--- YOUR INSTRUCTIONS ---
You are to retype all of the data exactly as it appears.

--- Data items ---
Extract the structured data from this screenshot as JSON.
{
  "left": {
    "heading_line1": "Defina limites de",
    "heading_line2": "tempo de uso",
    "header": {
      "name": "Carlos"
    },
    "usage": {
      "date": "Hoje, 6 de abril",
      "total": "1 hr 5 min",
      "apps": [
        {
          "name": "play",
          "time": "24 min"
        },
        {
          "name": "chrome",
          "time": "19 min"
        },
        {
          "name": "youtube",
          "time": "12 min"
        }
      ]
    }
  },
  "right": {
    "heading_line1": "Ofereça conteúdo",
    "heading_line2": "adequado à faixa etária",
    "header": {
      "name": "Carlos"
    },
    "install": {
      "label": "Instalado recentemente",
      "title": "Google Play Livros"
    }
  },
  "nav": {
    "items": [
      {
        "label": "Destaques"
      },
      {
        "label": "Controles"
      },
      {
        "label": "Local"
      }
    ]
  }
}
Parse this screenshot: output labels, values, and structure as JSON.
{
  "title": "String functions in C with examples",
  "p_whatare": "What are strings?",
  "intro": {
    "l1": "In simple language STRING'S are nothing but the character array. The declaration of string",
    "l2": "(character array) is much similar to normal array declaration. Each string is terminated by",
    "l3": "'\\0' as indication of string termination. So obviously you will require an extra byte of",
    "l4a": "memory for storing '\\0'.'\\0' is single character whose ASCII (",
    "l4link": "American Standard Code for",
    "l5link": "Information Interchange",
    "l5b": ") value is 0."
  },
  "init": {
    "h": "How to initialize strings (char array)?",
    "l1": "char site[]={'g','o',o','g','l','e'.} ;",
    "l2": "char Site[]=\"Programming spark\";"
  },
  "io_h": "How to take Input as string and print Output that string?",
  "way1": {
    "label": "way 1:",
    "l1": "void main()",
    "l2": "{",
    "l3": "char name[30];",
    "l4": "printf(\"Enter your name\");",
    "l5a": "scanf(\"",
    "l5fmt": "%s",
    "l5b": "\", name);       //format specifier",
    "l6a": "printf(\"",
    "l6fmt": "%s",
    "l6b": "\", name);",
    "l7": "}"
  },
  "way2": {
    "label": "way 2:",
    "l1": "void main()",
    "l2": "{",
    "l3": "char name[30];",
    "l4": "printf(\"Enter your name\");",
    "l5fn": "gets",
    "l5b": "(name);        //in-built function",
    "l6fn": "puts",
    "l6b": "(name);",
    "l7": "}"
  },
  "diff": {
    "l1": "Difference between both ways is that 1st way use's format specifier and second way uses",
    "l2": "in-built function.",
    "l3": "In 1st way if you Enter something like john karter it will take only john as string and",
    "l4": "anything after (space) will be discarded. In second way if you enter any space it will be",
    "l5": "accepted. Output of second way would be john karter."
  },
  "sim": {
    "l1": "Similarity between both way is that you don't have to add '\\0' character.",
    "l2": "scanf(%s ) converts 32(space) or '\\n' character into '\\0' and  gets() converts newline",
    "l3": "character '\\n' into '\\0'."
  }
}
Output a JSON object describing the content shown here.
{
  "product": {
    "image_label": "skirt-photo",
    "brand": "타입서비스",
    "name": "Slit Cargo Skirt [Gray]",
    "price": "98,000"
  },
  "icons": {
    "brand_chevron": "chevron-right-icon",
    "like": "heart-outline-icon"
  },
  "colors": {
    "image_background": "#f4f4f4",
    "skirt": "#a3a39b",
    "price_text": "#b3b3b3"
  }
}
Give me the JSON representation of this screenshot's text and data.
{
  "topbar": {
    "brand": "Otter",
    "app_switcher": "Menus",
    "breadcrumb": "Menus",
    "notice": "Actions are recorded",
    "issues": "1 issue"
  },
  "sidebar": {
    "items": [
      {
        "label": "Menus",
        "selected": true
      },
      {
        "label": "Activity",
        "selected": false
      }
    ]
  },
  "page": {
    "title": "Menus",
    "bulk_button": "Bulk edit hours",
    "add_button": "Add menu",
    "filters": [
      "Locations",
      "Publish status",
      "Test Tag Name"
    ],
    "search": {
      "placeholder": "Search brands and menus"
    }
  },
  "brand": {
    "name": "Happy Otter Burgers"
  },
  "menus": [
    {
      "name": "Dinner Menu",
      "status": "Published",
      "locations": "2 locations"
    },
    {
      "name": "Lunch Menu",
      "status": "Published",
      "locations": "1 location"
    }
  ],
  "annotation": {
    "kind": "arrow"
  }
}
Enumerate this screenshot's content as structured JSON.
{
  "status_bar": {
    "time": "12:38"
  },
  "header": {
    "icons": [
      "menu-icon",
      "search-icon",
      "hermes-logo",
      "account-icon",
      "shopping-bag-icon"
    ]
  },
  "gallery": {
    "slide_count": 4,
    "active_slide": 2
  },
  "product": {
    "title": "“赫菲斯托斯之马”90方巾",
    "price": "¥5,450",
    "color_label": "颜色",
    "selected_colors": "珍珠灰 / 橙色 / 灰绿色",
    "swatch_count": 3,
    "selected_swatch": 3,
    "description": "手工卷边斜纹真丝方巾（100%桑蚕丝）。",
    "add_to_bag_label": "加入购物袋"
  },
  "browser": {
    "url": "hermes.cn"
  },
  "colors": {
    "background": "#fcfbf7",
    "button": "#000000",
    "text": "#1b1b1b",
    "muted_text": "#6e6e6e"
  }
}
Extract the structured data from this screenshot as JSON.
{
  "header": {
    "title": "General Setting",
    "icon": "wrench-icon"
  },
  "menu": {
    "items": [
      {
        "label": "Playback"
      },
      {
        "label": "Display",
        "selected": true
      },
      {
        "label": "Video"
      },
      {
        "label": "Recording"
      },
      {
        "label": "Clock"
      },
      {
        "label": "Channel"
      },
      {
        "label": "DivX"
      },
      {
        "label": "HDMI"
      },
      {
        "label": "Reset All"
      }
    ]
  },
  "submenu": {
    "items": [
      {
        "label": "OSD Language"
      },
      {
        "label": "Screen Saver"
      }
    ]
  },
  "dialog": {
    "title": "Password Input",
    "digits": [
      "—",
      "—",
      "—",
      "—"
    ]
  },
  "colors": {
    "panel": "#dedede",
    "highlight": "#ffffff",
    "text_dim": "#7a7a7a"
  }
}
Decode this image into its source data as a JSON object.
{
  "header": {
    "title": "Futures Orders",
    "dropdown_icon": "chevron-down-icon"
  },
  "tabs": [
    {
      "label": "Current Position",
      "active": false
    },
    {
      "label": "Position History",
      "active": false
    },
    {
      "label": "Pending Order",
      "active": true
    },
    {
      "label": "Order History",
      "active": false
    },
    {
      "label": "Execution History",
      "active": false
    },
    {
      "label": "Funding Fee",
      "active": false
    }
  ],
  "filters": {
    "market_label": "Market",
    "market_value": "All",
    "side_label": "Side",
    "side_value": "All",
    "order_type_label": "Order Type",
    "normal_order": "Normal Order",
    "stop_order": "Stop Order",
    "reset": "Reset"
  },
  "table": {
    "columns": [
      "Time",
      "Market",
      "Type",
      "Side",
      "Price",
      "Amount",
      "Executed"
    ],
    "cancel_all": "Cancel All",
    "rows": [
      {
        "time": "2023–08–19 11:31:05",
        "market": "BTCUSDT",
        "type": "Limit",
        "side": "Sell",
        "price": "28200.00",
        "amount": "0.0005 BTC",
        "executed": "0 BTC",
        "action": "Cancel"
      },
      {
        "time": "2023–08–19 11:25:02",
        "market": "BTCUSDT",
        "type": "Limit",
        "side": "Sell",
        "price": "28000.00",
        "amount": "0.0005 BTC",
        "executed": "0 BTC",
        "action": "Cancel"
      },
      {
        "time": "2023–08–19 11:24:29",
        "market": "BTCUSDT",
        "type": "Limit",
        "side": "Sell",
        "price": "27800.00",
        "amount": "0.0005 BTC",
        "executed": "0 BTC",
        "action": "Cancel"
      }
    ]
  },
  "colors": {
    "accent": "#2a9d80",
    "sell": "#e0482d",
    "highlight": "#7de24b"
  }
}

--- PROBLEM SOLUTION ---
Extract the structured data from this screenshot as JSON.
{
  "left": {
    "heading_line1": "Defina limites de",
    "heading_line2": "tempo de uso",
    "header": {
      "name": "Carlos"
    },
    "usage": {
      "date": "Hoje, 6 de abril",
      "total": "1 hr 5 min",
      "apps": [
        {
          "name": "play",
          "time": "24 min"
        },
        {
          "name": "chrome",
          "time": "19 min"
        },
        {
          "name": "youtube",
          "time": "12 min"
        }
      ]
    }
  },
  "right": {
    "heading_line1": "Ofereça conteúdo",
    "heading_line2": "adequado à faixa etária",
    "header": {
      "name": "Carlos"
    },
    "install": {
      "label": "Instalado recentemente",
      "title": "Google Play Livros"
    }
  },
  "nav": {
    "items": [
      {
        "label": "Destaques"
      },
      {
        "label": "Controles"
      },
      {
        "label": "Local"
      }
    ]
  }
}
Parse this screenshot: output labels, values, and structure as JSON.
{
  "title": "String functions in C with examples",
  "p_whatare": "What are strings?",
  "intro": {
    "l1": "In simple language STRING'S are nothing but the character array. The declaration of string",
    "l2": "(character array) is much similar to normal array declaration. Each string is terminated by",
    "l3": "'\\0' as indication of string termination. So obviously you will require an extra byte of",
    "l4a": "memory for storing '\\0'.'\\0' is single character whose ASCII (",
    "l4link": "American Standard Code for",
    "l5link": "Information Interchange",
    "l5b": ") value is 0."
  },
  "init": {
    "h": "How to initialize strings (char array)?",
    "l1": "char site[]={'g','o',o','g','l','e'.} ;",
    "l2": "char Site[]=\"Programming spark\";"
  },
  "io_h": "How to take Input as string and print Output that string?",
  "way1": {
    "label": "way 1:",
    "l1": "void main()",
    "l2": "{",
    "l3": "char name[30];",
    "l4": "printf(\"Enter your name\");",
    "l5a": "scanf(\"",
    "l5fmt": "%s",
    "l5b": "\", name);       //format specifier",
    "l6a": "printf(\"",
    "l6fmt": "%s",
    "l6b": "\", name);",
    "l7": "}"
  },
  "way2": {
    "label": "way 2:",
    "l1": "void main()",
    "l2": "{",
    "l3": "char name[30];",
    "l4": "printf(\"Enter your name\");",
    "l5fn": "gets",
    "l5b": "(name);        //in-built function",
    "l6fn": "puts",
    "l6b": "(name);",
    "l7": "}"
  },
  "diff": {
    "l1": "Difference between both ways is that 1st way use's format specifier and second way uses",
    "l2": "in-built function.",
    "l3": "In 1st way if you Enter something like john karter it will take only john as string and",
    "l4": "anything after (space) will be discarded. In second way if you enter any space it will be",
    "l5": "accepted. Output of second way would be john karter."
  },
  "sim": {
    "l1": "Similarity between both way is that you don't have to add '\\0' character.",
    "l2": "scanf(%s ) converts 32(space) or '\\n' character into '\\0' and  gets() converts newline",
    "l3": "character '\\n' into '\\0'."
  }
}
Output a JSON object describing the content shown here.
{
  "product": {
    "image_label": "skirt-photo",
    "brand": "타입서비스",
    "name": "Slit Cargo Skirt [Gray]",
    "price": "98,000"
  },
  "icons": {
    "brand_chevron": "chevron-right-icon",
    "like": "heart-outline-icon"
  },
  "colors": {
    "image_background": "#f4f4f4",
    "skirt": "#a3a39b",
    "price_text": "#b3b3b3"
  }
}
Give me the JSON representation of this screenshot's text and data.
{
  "topbar": {
    "brand": "Otter",
    "app_switcher": "Menus",
    "breadcrumb": "Menus",
    "notice": "Actions are recorded",
    "issues": "1 issue"
  },
  "sidebar": {
    "items": [
      {
        "label": "Menus",
        "selected": true
      },
      {
        "label": "Activity",
        "selected": false
      }
    ]
  },
  "page": {
    "title": "Menus",
    "bulk_button": "Bulk edit hours",
    "add_button": "Add menu",
    "filters": [
      "Locations",
      "Publish status",
      "Test Tag Name"
    ],
    "search": {
      "placeholder": "Search brands and menus"
    }
  },
  "brand": {
    "name": "Happy Otter Burgers"
  },
  "menus": [
    {
      "name": "Dinner Menu",
      "status": "Published",
      "locations": "2 locations"
    },
    {
      "name": "Lunch Menu",
      "status": "Published",
      "locations": "1 location"
    }
  ],
  "annotation": {
    "kind": "arrow"
  }
}
Enumerate this screenshot's content as structured JSON.
{
  "status_bar": {
    "time": "12:38"
  },
  "header": {
    "icons": [
      "menu-icon",
      "search-icon",
      "hermes-logo",
      "account-icon",
      "shopping-bag-icon"
    ]
  },
  "gallery": {
    "slide_count": 4,
    "active_slide": 2
  },
  "product": {
    "title": "“赫菲斯托斯之马”90方巾",
    "price": "¥5,450",
    "color_label": "颜色",
    "selected_colors": "珍珠灰 / 橙色 / 灰绿色",
    "swatch_count": 3,
    "selected_swatch": 3,
    "description": "手工卷边斜纹真丝方巾（100%桑蚕丝）。",
    "add_to_bag_label": "加入购物袋"
  },
  "browser": {
    "url": "hermes.cn"
  },
  "colors": {
    "background": "#fcfbf7",
    "button": "#000000",
    "text": "#1b1b1b",
    "muted_text": "#6e6e6e"
  }
}
Extract the structured data from this screenshot as JSON.
{
  "header": {
    "title": "General Setting",
    "icon": "wrench-icon"
  },
  "menu": {
    "items": [
      {
        "label": "Playback"
      },
      {
        "label": "Display",
        "selected": true
      },
      {
        "label": "Video"
      },
      {
        "label": "Recording"
      },
      {
        "label": "Clock"
      },
      {
        "label": "Channel"
      },
      {
        "label": "DivX"
      },
      {
        "label": "HDMI"
      },
      {
        "label": "Reset All"
      }
    ]
  },
  "submenu": {
    "items": [
      {
        "label": "OSD Language"
      },
      {
        "label": "Screen Saver"
      }
    ]
  },
  "dialog": {
    "title": "Password Input",
    "digits": [
      "—",
      "—",
      "—",
      "—"
    ]
  },
  "colors": {
    "panel": "#dedede",
    "highlight": "#ffffff",
    "text_dim": "#7a7a7a"
  }
}
Decode this image into its source data as a JSON object.
{
  "header": {
    "title": "Futures Orders",
    "dropdown_icon": "chevron-down-icon"
  },
  "tabs": [
    {
      "label": "Current Position",
      "active": false
    },
    {
      "label": "Position History",
      "active": false
    },
    {
      "label": "Pending Order",
      "active": true
    },
    {
      "label": "Order History",
      "active": false
    },
    {
      "label": "Execution History",
      "active": false
    },
    {
      "label": "Funding Fee",
      "active": false
    }
  ],
  "filters": {
    "market_label": "Market",
    "market_value": "All",
    "side_label": "Side",
    "side_value": "All",
    "order_type_label": "Order Type",
    "normal_order": "Normal Order",
    "stop_order": "Stop Order",
    "reset": "Reset"
  },
  "table": {
    "columns": [
      "Time",
      "Market",
      "Type",
      "Side",
      "Price",
      "Amount",
      "Executed"
    ],
    "cancel_all": "Cancel All",
    "rows": [
      {
        "time": "2023–08–19 11:31:05",
        "market": "BTCUSDT",
        "type": "Limit",
        "side": "Sell",
        "price": "28200.00",
        "amount": "0.0005 BTC",
        "executed": "0 BTC",
        "action": "Cancel"
      },
      {
        "time": "2023–08–19 11:25:02",
        "market": "BTCUSDT",
        "type": "Limit",
        "side": "Sell",
        "price": "28000.00",
        "amount": "0.0005 BTC",
        "executed": "0 BTC",
        "action": "Cancel"
      },
      {
        "time": "2023–08–19 11:24:29",
        "market": "BTCUSDT",
        "type": "Limit",
        "side": "Sell",
        "price": "27800.00",
        "amount": "0.0005 BTC",
        "executed": "0 BTC",
        "action": "Cancel"
      }
    ]
  },
  "colors": {
    "accent": "#2a9d80",
    "sell": "#e0482d",
    "highlight": "#7de24b"
  }
}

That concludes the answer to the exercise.